(Figure contents as structured data)
________________

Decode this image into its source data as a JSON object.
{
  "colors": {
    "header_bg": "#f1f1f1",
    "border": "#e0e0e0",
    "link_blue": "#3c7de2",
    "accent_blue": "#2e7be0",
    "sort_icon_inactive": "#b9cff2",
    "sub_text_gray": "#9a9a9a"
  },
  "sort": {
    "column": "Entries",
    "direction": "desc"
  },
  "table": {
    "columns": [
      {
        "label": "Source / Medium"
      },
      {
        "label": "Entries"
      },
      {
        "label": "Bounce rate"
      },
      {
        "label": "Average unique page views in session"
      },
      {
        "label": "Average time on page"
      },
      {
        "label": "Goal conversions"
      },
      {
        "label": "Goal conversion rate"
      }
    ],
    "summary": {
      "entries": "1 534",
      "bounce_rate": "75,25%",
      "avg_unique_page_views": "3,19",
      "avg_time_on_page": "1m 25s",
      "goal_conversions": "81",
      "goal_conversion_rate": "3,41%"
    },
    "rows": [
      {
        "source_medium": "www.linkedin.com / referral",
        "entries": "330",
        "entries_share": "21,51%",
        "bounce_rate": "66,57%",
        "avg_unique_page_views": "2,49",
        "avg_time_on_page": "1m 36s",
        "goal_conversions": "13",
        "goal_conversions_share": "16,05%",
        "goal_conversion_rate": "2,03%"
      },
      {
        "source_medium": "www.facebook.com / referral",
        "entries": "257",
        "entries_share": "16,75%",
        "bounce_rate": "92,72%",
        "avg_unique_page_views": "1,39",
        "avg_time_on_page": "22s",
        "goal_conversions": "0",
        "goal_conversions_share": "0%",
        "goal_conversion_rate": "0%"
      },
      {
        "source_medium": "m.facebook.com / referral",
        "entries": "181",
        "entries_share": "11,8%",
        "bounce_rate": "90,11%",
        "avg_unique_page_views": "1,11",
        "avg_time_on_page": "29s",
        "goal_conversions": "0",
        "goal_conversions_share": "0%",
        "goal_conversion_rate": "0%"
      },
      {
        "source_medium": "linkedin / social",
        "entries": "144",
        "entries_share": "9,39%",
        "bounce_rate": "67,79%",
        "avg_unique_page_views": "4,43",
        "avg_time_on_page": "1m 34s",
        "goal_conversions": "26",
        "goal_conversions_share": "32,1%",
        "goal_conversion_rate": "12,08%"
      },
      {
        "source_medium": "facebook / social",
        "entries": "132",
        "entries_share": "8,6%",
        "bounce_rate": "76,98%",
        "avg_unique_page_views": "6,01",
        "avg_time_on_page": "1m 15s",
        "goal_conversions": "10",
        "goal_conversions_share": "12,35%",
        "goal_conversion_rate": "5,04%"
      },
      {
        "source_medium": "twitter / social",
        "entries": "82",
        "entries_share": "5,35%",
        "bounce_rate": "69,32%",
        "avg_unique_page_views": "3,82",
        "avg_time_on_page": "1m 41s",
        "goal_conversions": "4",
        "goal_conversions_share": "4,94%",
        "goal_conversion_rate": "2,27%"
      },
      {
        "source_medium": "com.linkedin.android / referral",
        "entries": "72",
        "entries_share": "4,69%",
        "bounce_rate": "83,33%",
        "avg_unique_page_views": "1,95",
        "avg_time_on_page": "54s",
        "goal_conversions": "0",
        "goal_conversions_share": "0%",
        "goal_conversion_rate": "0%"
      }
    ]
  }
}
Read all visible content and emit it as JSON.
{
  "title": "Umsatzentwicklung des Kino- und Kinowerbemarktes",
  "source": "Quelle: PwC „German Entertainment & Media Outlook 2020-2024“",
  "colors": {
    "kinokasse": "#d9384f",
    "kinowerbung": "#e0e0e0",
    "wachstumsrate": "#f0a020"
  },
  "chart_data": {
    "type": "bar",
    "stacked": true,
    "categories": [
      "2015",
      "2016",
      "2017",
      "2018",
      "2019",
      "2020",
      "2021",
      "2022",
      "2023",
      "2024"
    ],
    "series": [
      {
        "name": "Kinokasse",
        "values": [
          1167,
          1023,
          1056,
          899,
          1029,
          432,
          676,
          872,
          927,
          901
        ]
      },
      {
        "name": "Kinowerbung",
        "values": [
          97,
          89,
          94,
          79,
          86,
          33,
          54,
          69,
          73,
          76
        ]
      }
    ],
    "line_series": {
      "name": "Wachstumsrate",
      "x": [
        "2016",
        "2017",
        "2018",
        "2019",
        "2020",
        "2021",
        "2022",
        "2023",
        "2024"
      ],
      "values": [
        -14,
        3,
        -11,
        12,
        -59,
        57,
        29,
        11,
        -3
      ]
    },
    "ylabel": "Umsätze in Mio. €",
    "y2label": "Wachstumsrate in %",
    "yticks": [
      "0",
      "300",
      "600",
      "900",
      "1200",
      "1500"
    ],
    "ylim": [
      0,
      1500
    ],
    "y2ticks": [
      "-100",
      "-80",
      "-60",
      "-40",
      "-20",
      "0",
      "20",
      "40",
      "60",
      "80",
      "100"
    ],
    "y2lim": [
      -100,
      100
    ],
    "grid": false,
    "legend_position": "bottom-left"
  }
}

________________

- **Aim of the exercise**: Every line containing the string "facebook" must be listed.

- **Answer to this task**:
        "source_medium": "www.facebook.com / referral",
        "source_medium": "m.facebook.com / referral",
        "source_medium": "facebook / social",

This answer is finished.